PROBLEM :: Transcribe all of the records precisely as they are presented.

EXCERPTED DATA ::
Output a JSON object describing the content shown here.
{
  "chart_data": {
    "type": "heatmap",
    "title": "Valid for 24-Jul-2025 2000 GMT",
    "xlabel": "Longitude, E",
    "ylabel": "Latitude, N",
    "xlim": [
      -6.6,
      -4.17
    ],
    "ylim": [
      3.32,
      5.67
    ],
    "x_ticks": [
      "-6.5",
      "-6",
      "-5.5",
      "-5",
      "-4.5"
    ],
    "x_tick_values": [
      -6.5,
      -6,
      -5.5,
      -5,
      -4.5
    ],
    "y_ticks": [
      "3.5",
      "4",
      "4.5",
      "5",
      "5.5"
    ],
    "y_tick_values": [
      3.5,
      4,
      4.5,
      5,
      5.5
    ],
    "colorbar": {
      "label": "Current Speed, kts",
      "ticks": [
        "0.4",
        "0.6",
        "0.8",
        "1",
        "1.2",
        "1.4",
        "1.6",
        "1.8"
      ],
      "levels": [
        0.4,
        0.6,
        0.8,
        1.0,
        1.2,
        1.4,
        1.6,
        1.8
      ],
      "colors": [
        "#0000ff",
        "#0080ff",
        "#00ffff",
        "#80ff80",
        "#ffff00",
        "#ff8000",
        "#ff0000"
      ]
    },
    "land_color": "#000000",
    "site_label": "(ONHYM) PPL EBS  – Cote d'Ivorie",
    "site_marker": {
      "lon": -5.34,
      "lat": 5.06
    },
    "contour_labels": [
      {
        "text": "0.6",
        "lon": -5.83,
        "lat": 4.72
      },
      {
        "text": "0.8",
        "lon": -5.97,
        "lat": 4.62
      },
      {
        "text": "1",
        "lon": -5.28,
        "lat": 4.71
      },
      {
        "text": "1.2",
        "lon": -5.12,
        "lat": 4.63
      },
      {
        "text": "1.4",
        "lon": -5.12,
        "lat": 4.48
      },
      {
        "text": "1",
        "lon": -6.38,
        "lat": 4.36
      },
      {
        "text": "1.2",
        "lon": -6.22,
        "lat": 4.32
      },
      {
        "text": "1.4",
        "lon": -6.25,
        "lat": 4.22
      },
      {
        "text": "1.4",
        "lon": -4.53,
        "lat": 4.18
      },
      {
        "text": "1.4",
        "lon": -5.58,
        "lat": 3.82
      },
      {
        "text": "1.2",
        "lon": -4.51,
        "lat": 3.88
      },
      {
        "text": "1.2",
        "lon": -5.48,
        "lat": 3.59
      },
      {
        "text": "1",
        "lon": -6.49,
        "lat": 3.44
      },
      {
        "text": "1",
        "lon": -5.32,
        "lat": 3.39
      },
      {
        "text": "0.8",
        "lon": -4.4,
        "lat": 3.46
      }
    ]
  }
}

EXERCISE RESPONSE ::
Output a JSON object describing the content shown here.
{
  "chart_data": {
    "type": "heatmap",
    "title": "Valid for 24-Jul-2025 2000 GMT",
    "xlabel": "Longitude, E",
    "ylabel": "Latitude, N",
    "xlim": [
      -6.6,
      -4.17
    ],
    "ylim": [
      3.32,
      5.67
    ],
    "x_ticks": [
      "-6.5",
      "-6",
      "-5.5",
      "-5",
      "-4.5"
    ],
    "x_tick_values": [
      -6.5,
      -6,
      -5.5,
      -5,
      -4.5
    ],
    "y_ticks": [
      "3.5",
      "4",
      "4.5",
      "5",
      "5.5"
    ],
    "y_tick_values": [
      3.5,
      4,
      4.5,
      5,
      5.5
    ],
    "colorbar": {
      "label": "Current Speed, kts",
      "ticks": [
        "0.4",
        "0.6",
        "0.8",
        "1",
        "1.2",
        "1.4",
        "1.6",
        "1.8"
      ],
      "levels": [
        0.4,
        0.6,
        0.8,
        1.0,
        1.2,
        1.4,
        1.6,
        1.8
      ],
      "colors": [
        "#0000ff",
        "#0080ff",
        "#00ffff",
        "#80ff80",
        "#ffff00",
        "#ff8000",
        "#ff0000"
      ]
    },
    "land_color": "#000000",
    "site_label": "(ONHYM) PPL EBS  – Cote d'Ivorie",
    "site_marker": {
      "lon": -5.34,
      "lat": 5.06
    },
    "contour_labels": [
      {
        "text": "0.6",
        "lon": -5.83,
        "lat": 4.72
      },
      {
        "text": "0.8",
        "lon": -5.97,
        "lat": 4.62
      },
      {
        "text": "1",
        "lon": -5.28,
        "lat": 4.71
      },
      {
        "text": "1.2",
        "lon": -5.12,
        "lat": 4.63
      },
      {
        "text": "1.4",
        "lon": -5.12,
        "lat": 4.48
      },
      {
        "text": "1",
        "lon": -6.38,
        "lat": 4.36
      },
      {
        "text": "1.2",
        "lon": -6.22,
        "lat": 4.32
      },
      {
        "text": "1.4",
        "lon": -6.25,
        "lat": 4.22
      },
      {
        "text": "1.4",
        "lon": -4.53,
        "lat": 4.18
      },
      {
        "text": "1.4",
        "lon": -5.58,
        "lat": 3.82
      },
      {
        "text": "1.2",
        "lon": -4.51,
        "lat": 3.88
      },
      {
        "text": "1.2",
        "lon": -5.48,
        "lat": 3.59
      },
      {
        "text": "1",
        "lon": -6.49,
        "lat": 3.44
      },
      {
        "text": "1",
        "lon": -5.32,
        "lat": 3.39
      },
      {
        "text": "0.8",
        "lon": -4.4,
        "lat": 3.46
      }
    ]
  }
}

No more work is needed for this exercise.